▶ [Stated goal]:
Wherever a line holds the word "title", copy that line out.

Rows from a figure dataset:
◇ ◇ ◇ ◇
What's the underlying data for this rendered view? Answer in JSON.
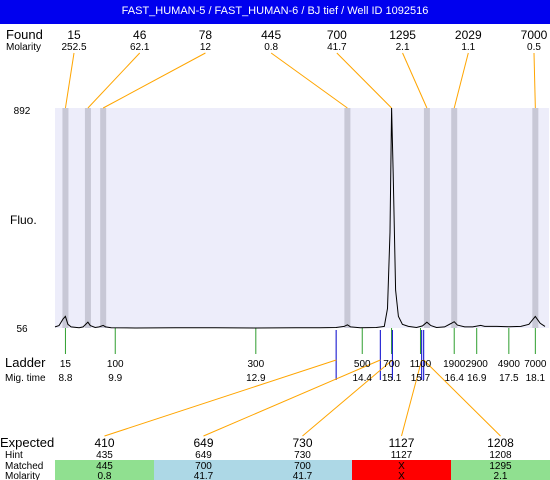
{
  "header": {
    "title": "FAST_HUMAN-5 / FAST_HUMAN-6 / BJ tief / Well ID 1092516"
  },
  "labels": {
    "found": "Found",
    "molarity": "Molarity",
    "fluo": "Fluo.",
    "ladder": "Ladder",
    "mig_time": "Mig. time",
    "expected": "Expected",
    "hint": "Hint",
    "matched": "Matched",
    "molarity_row": "Molarity"
  },
  "colors": {
    "header_bg": "#0000ee",
    "plot_bg": "#ededfa",
    "peak_band": "#c8c8d6",
    "found_line": "#ffa500",
    "ladder_tick": "#2e9e2e",
    "cross_line": "#0000cc",
    "match_ok": "#90e090",
    "match_shared": "#add8e6",
    "match_fail": "#ff0000"
  },
  "chart_data": {
    "type": "line",
    "title": "",
    "ylabel": "Fluo.",
    "ylim": [
      56,
      892
    ],
    "y_ticks": [
      "892",
      "56"
    ],
    "trace_min": [
      5,
      56
    ],
    "trace_max": [
      5,
      892
    ],
    "trace": [
      [
        0.0,
        60
      ],
      [
        1.0,
        65
      ],
      [
        2.0,
        90
      ],
      [
        2.6,
        100
      ],
      [
        3.2,
        70
      ],
      [
        4.0,
        60
      ],
      [
        6.0,
        57
      ],
      [
        7.0,
        60
      ],
      [
        8.2,
        78
      ],
      [
        8.8,
        65
      ],
      [
        10.0,
        58
      ],
      [
        11.0,
        60
      ],
      [
        12.0,
        66
      ],
      [
        12.6,
        60
      ],
      [
        14.0,
        57
      ],
      [
        20.0,
        56
      ],
      [
        30.0,
        57
      ],
      [
        40.0,
        57
      ],
      [
        50.0,
        56
      ],
      [
        60.0,
        57
      ],
      [
        66.0,
        57
      ],
      [
        70.0,
        58
      ],
      [
        72.0,
        62
      ],
      [
        72.8,
        68
      ],
      [
        73.6,
        60
      ],
      [
        76.0,
        57
      ],
      [
        80.0,
        58
      ],
      [
        82.0,
        62
      ],
      [
        82.8,
        130
      ],
      [
        83.4,
        420
      ],
      [
        83.8,
        892
      ],
      [
        84.2,
        640
      ],
      [
        84.8,
        200
      ],
      [
        85.5,
        100
      ],
      [
        86.5,
        70
      ],
      [
        88.0,
        62
      ],
      [
        90.0,
        58
      ],
      [
        91.5,
        64
      ],
      [
        92.6,
        78
      ],
      [
        93.6,
        65
      ],
      [
        95.0,
        58
      ],
      [
        97.0,
        60
      ],
      [
        98.6,
        73
      ],
      [
        99.4,
        80
      ],
      [
        100.2,
        67
      ],
      [
        102.0,
        60
      ],
      [
        104.0,
        60
      ],
      [
        106.0,
        66
      ],
      [
        107.0,
        62
      ],
      [
        110.0,
        62
      ],
      [
        113.0,
        61
      ],
      [
        116.0,
        62
      ],
      [
        118.0,
        70
      ],
      [
        119.6,
        100
      ],
      [
        120.8,
        74
      ],
      [
        122.0,
        62
      ]
    ],
    "found_peaks": [
      {
        "size": "15",
        "molarity": "252.5",
        "x": 2.6
      },
      {
        "size": "46",
        "molarity": "62.1",
        "x": 8.2
      },
      {
        "size": "78",
        "molarity": "12",
        "x": 12.0
      },
      {
        "size": "445",
        "molarity": "0.8",
        "x": 72.8
      },
      {
        "size": "700",
        "molarity": "41.7",
        "x": 83.8
      },
      {
        "size": "1295",
        "molarity": "2.1",
        "x": 92.6
      },
      {
        "size": "2029",
        "molarity": "1.1",
        "x": 99.4
      },
      {
        "size": "7000",
        "molarity": "0.5",
        "x": 119.6
      }
    ],
    "ladder": [
      {
        "size": "15",
        "mig_time": "8.8",
        "x": 2.6
      },
      {
        "size": "100",
        "mig_time": "9.9",
        "x": 15.0
      },
      {
        "size": "300",
        "mig_time": "12.9",
        "x": 50.0
      },
      {
        "size": "500",
        "mig_time": "14.4",
        "x": 76.5
      },
      {
        "size": "700",
        "mig_time": "15.1",
        "x": 83.8
      },
      {
        "size": "1100",
        "mig_time": "15.7",
        "x": 91.0
      },
      {
        "size": "1900",
        "mig_time": "16.4",
        "x": 99.4
      },
      {
        "size": "2900",
        "mig_time": "16.9",
        "x": 105.0
      },
      {
        "size": "4900",
        "mig_time": "17.5",
        "x": 113.0
      },
      {
        "size": "7000",
        "mig_time": "18.1",
        "x": 119.6
      }
    ],
    "xlim": [
      0,
      123
    ],
    "cross_links": [
      {
        "from_x": 70.0,
        "to_col": 0
      },
      {
        "from_x": 81.0,
        "to_col": 1
      },
      {
        "from_x": 84.0,
        "to_col": 2
      },
      {
        "from_x": 91.3,
        "to_col": 3
      },
      {
        "from_x": 91.8,
        "to_col": 4
      }
    ],
    "table": {
      "expected": [
        "410",
        "649",
        "730",
        "1127",
        "1208"
      ],
      "hint": [
        "435",
        "649",
        "730",
        "1127",
        "1208"
      ],
      "matched": [
        "445",
        "700",
        "700",
        "X",
        "1295"
      ],
      "molarity": [
        "0.8",
        "41.7",
        "41.7",
        "X",
        "2.1"
      ],
      "status": [
        "ok",
        "shared",
        "shared",
        "fail",
        "ok"
      ]
    }
  }
}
◇ ◇ ◇ ◇
▶ [Output of the exercise]:
    "title": "FAST_HUMAN-5 / FAST_HUMAN-6 / BJ tief / Well ID 1092516"
    "title": "",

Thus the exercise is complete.